TASK OBJECTIVE >>
Transcribe all of the records word for word, but omit the pictures.
-- begin --
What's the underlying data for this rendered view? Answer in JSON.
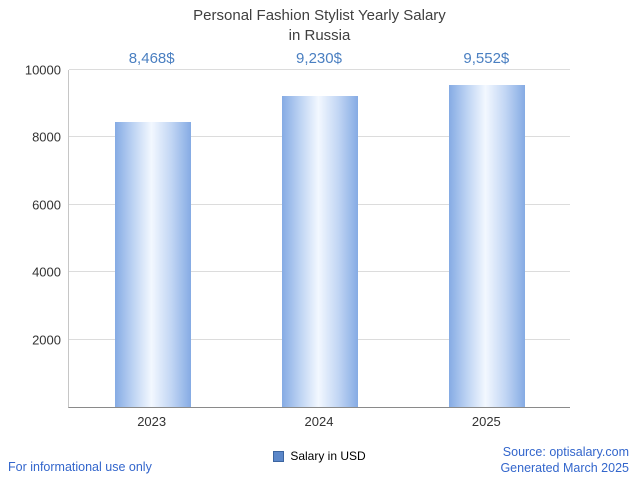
{
  "title": {
    "line1": "Personal Fashion Stylist Yearly Salary",
    "line2": "in Russia"
  },
  "chart_data": {
    "type": "bar",
    "title": "Personal Fashion Stylist Yearly Salary in Russia",
    "categories": [
      "2023",
      "2024",
      "2025"
    ],
    "values": [
      8468,
      9230,
      9552
    ],
    "value_labels": [
      "8,468$",
      "9,230$",
      "9,552$"
    ],
    "series_name": "Salary in USD",
    "xlabel": "",
    "ylabel": "",
    "ylim": [
      0,
      10000
    ],
    "yticks": [
      2000,
      4000,
      6000,
      8000,
      10000
    ],
    "grid": true,
    "legend_position": "bottom"
  },
  "legend": {
    "label": "Salary in USD"
  },
  "footer": {
    "disclaimer": "For informational use only",
    "source": "Source: optisalary.com",
    "generated": "Generated March 2025"
  },
  "colors": {
    "bar_edge": "#85abe4",
    "bar_center": "#f3f8ff",
    "value_label": "#4a7fc1",
    "link_blue": "#3366cc",
    "title_text": "#3f3f3f"
  }
}
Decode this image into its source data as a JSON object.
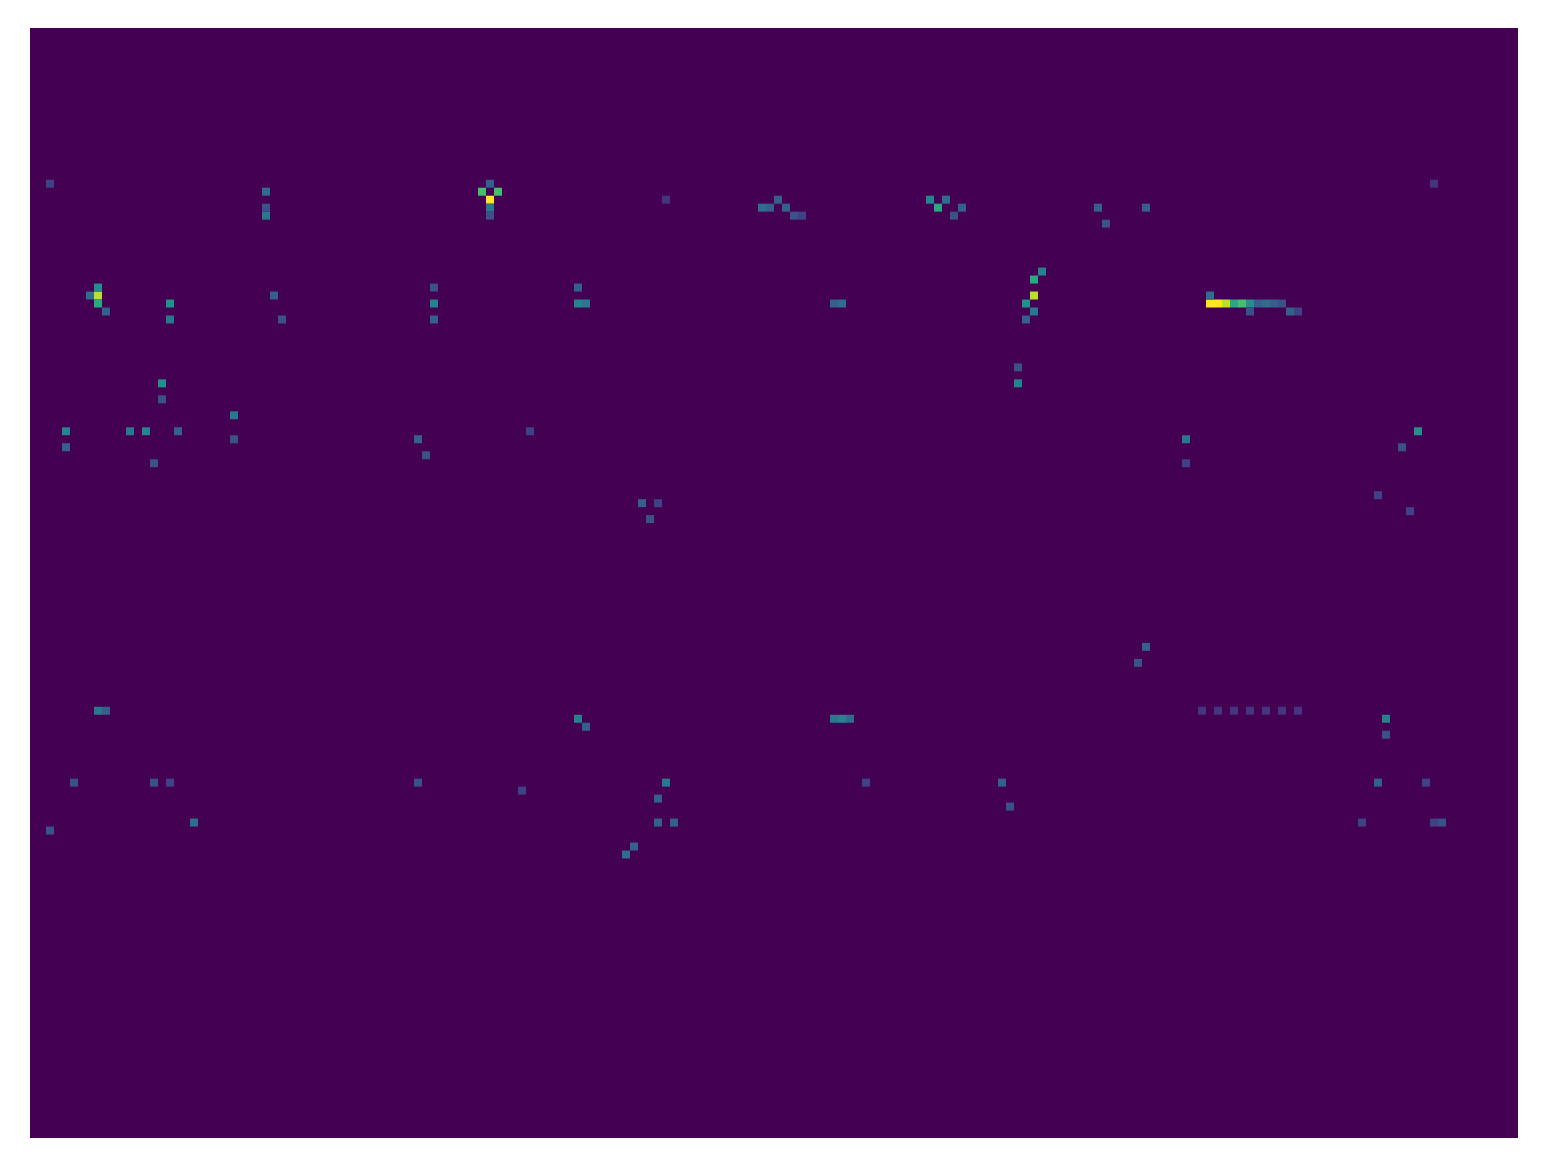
-- end --
FINAL RESULT >>
What's the underlying data for this rendered view? Answer in JSON.
{
  "title": {
    "line1": "Personal Fashion Stylist Yearly Salary",
    "line2": "in Russia"
  },
  "chart_data": {
    "type": "bar",
    "title": "Personal Fashion Stylist Yearly Salary in Russia",
    "categories": [
      "2023",
      "2024",
      "2025"
    ],
    "values": [
      8468,
      9230,
      9552
    ],
    "value_labels": [
      "8,468$",
      "9,230$",
      "9,552$"
    ],
    "series_name": "Salary in USD",
    "xlabel": "",
    "ylabel": "",
    "ylim": [
      0,
      10000
    ],
    "yticks": [
      2000,
      4000,
      6000,
      8000,
      10000
    ],
    "grid": true,
    "legend_position": "bottom"
  },
  "legend": {
    "label": "Salary in USD"
  },
  "footer": {
    "disclaimer": "For informational use only",
    "source": "Source: optisalary.com",
    "generated": "Generated March 2025"
  },
  "colors": {
    "bar_edge": "#85abe4",
    "bar_center": "#f3f8ff",
    "value_label": "#4a7fc1",
    "link_blue": "#3366cc",
    "title_text": "#3f3f3f"
  }
}
Decode this image into its source data as a JSON object.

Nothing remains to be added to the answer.